[SEITENAUSZUG]
* * * * * * * * *
Hamburg. Radikale Klimaschützer besetzen immer häufiger Fahrbahnen. Die Gruppe „Letzte Generation“ scheut auch Strafverfahren nicht.
Mit Sekundenkleber hatte Melanie Guttmann ihre linke Hand auf dem Asphalt festgepappt; mit der rechten Hand hielt sie ein Plakat hoch, auf dem stand: „Essen retten – Leben retten“. So kauerte die 26-Jährige am vergangenen Montagvormittag länger als eine Stunde auf dem Horner Kreisel vor der Einmündung zur Hammer Straße. „Ich wünschte, dass ich nicht zu solchen Mitteln greifen müsste“, sagt die Hamburger Aktivistin der bundesweit agierenden Gruppe „Aufstand der letzten Generation“, die mit ihren Protesten auf mögliche Gefahren infolge des globalen Klimawandels hinweisen will, etwa Lebensmittelknappheit und Hungersnöte.
Neben Guttmann hatte sich eine 19-Jährige auf der Straße festgeklebt. Drei weitere Frauen und vier Männer unterstützten die Blockade. Als sie nach Aufforderung der Polizei nicht die Straße räumten, drängten die Beamten sieben Aktivisten von der Fahrbahn – und trennten mit Lösungsmitteln und Spachteln Guttmann und ihre Mitstreiterin vom Asphalt. Gegen alle erstattete die Polizei Strafanzeigen wegen Nötigung.
Verkehr in Hamburg: Aktivisten droht Geldstrafe
Ihr Protest könnte die Aktivisten teuer zu stehen kommen: Mindestens werden sie wohl den Polizeieinsatz bezahlen müssen, bei dem 71 Beamte mehr als 100 Arbeitsstunden leisteten. Dass darüber hinaus infolge des Strafverfahrens eine Geldstrafe droht, hielt die Gruppe nicht davon ab, am Freitag die Billhorner Brückenstraße in Rothenburgsort zu blockieren – woraufhin der Verkehr sich auf fünf Kilometern staute. Auch an diesem Vormittag brauchte die Polizei etwa anderthalb Stunden, bis Autofahrer wieder freie Fahrt hatten.
Melanie Guttmann arbeitete nach eigenen Angaben bis Ende 2021 als IT-Beraterin. Seit Jahresbeginn engagiere sie sich in Vollzeit ehrenamtlich für die „Letzte Generation“ und lebe von ihren Ersparnissen, sagt die Aktivistin. „Die Bundesregierung tut nicht genug, um uns vor dem Klimakollaps zu bewahren.“ Zwar wollten SPD, Grüne und FDP laut Koalitionsvertrag etwa die Verschwendung von Lebensmitteln bekämpfen, wobei eine bedarfsgerechte Produktion den Effekt haben könnte, dass weniger Treibhausgase erzeugt werden. Doch Guttmann hat, wie sie sagt, kein Vertrauen mehr, dass die deutsche Klimapolitik so schnell vorankommt, wie es nötig wäre.
* * * * * * * * *
[BEREITGESTELLTE EINTRÄGE]
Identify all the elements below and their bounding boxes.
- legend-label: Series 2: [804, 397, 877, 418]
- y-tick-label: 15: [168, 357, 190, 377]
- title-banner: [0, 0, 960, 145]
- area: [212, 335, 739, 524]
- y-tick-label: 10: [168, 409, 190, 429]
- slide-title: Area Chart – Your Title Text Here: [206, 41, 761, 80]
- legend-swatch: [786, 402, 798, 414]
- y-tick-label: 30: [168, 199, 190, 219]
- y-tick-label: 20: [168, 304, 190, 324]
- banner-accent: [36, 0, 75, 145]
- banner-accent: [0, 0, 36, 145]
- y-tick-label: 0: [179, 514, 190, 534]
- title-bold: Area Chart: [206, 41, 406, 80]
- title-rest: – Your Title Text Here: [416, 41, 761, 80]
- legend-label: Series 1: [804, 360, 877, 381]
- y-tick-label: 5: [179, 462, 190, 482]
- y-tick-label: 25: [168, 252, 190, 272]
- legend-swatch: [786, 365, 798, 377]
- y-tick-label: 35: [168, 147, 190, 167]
* * * * * * * * *
[AUFGABENTEILE]
1. Wie viele Beamte waren dem Bericht über die Klimaproteste in Hamburg zufolge beim Polizeieinsatz am Horner Kreisel beteiligt?
2. Gib alle Einträge erneut wieder und setze dabei „Datenreihe“ an die Stelle von „Series“, ohne sonst etwas zu ändern.
Der Text und die Einträge stammen aus unterschiedlichen Quellen.

[VOLLSTÄNDIGE LÖSUNGEN]
1. Am Einsatz waren 71 Beamte beteiligt.

2.
Identify all the elements below and their bounding boxes.
- legend-label: Datenreihe 2: [804, 397, 877, 418]
- y-tick-label: 15: [168, 357, 190, 377]
- title-banner: [0, 0, 960, 145]
- area: [212, 335, 739, 524]
- y-tick-label: 10: [168, 409, 190, 429]
- slide-title: Area Chart – Your Title Text Here: [206, 41, 761, 80]
- legend-swatch: [786, 402, 798, 414]
- y-tick-label: 30: [168, 199, 190, 219]
- y-tick-label: 20: [168, 304, 190, 324]
- banner-accent: [36, 0, 75, 145]
- banner-accent: [0, 0, 36, 145]
- y-tick-label: 0: [179, 514, 190, 534]
- title-bold: Area Chart: [206, 41, 406, 80]
- title-rest: – Your Title Text Here: [416, 41, 761, 80]
- legend-label: Datenreihe 1: [804, 360, 877, 381]
- y-tick-label: 5: [179, 462, 190, 482]
- y-tick-label: 25: [168, 252, 190, 272]
- legend-swatch: [786, 365, 798, 377]
- y-tick-label: 35: [168, 147, 190, 167]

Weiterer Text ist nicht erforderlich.